╔══

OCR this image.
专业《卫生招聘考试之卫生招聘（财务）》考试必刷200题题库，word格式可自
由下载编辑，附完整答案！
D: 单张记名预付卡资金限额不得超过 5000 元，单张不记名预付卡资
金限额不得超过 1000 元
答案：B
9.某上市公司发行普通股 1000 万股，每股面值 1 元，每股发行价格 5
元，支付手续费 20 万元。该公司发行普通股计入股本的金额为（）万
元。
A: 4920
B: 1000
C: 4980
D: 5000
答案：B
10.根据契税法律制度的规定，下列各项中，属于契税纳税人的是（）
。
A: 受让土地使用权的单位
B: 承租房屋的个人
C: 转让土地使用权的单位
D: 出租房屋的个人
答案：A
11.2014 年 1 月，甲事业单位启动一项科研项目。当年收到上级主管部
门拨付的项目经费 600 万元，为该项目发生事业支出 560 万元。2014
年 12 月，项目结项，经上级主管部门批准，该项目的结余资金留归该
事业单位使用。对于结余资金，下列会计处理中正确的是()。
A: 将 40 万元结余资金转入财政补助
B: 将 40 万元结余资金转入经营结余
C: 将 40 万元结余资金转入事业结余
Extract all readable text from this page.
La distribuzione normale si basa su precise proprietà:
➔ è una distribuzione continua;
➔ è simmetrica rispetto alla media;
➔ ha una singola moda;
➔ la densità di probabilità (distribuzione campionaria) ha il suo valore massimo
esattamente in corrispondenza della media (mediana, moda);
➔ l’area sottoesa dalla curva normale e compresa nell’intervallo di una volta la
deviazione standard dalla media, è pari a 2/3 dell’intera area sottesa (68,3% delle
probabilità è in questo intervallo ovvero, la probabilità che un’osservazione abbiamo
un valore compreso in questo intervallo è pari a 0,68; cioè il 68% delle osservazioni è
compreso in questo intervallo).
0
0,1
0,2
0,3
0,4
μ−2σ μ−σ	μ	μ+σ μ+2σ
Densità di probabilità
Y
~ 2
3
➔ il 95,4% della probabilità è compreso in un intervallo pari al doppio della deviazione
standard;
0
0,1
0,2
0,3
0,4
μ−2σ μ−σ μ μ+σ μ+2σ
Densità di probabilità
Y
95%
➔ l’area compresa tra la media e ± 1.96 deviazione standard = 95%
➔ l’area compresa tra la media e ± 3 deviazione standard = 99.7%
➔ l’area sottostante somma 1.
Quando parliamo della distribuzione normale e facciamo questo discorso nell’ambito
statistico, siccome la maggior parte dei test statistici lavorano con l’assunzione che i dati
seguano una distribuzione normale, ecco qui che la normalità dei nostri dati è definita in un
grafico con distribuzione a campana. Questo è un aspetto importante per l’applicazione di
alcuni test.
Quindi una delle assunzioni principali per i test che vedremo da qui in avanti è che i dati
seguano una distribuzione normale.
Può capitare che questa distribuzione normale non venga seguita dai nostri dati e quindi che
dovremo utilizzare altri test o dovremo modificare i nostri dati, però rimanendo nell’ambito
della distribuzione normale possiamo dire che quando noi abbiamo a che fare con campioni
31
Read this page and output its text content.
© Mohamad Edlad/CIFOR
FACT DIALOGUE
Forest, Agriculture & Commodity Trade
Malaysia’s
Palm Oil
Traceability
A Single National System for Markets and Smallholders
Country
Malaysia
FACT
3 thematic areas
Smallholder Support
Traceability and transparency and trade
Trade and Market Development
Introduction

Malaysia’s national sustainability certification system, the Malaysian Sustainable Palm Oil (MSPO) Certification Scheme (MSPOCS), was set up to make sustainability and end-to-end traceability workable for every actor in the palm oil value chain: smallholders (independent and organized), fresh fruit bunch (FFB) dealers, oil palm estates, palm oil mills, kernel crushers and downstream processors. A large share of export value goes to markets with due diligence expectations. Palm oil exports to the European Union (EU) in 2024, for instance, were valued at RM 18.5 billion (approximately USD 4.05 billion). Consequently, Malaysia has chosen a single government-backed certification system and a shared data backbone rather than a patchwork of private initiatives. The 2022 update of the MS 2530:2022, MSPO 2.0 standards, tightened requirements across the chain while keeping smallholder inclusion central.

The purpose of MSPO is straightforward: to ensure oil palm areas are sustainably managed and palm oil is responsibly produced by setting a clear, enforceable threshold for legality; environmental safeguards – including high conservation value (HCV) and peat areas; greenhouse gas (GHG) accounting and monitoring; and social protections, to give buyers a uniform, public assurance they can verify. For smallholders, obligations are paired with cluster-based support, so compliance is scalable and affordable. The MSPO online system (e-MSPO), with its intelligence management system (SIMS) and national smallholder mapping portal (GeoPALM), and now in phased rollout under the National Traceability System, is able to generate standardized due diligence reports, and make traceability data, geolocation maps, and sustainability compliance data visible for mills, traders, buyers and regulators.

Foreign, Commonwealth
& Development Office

╚══

### WRITTEN INSTRUCTION
What number of lines in the records contain the word "test"? Answer with that number alone.

### RESULT
4